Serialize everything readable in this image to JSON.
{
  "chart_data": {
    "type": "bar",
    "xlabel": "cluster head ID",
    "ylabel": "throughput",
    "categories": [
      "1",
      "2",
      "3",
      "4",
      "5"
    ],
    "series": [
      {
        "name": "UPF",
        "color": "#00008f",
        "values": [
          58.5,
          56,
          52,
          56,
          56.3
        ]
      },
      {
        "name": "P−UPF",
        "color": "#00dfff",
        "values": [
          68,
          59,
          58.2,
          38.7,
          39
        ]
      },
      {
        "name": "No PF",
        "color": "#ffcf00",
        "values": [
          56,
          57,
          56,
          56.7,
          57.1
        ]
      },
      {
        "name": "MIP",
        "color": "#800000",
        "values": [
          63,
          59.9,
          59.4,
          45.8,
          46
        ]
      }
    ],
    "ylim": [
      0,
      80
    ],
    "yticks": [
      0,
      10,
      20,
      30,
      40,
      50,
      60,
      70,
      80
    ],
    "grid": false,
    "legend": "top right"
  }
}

++++++++

Print the whole listing exactly as it is.

Solution:
Serialize everything readable in this image to JSON.
{
  "chart_data": {
    "type": "bar",
    "xlabel": "cluster head ID",
    "ylabel": "throughput",
    "categories": [
      "1",
      "2",
      "3",
      "4",
      "5"
    ],
    "series": [
      {
        "name": "UPF",
        "color": "#00008f",
        "values": [
          58.5,
          56,
          52,
          56,
          56.3
        ]
      },
      {
        "name": "P−UPF",
        "color": "#00dfff",
        "values": [
          68,
          59,
          58.2,
          38.7,
          39
        ]
      },
      {
        "name": "No PF",
        "color": "#ffcf00",
        "values": [
          56,
          57,
          56,
          56.7,
          57.1
        ]
      },
      {
        "name": "MIP",
        "color": "#800000",
        "values": [
          63,
          59.9,
          59.4,
          45.8,
          46
        ]
      }
    ],
    "ylim": [
      0,
      80
    ],
    "yticks": [
      0,
      10,
      20,
      30,
      40,
      50,
      60,
      70,
      80
    ],
    "grid": false,
    "legend": "top right"
  }
}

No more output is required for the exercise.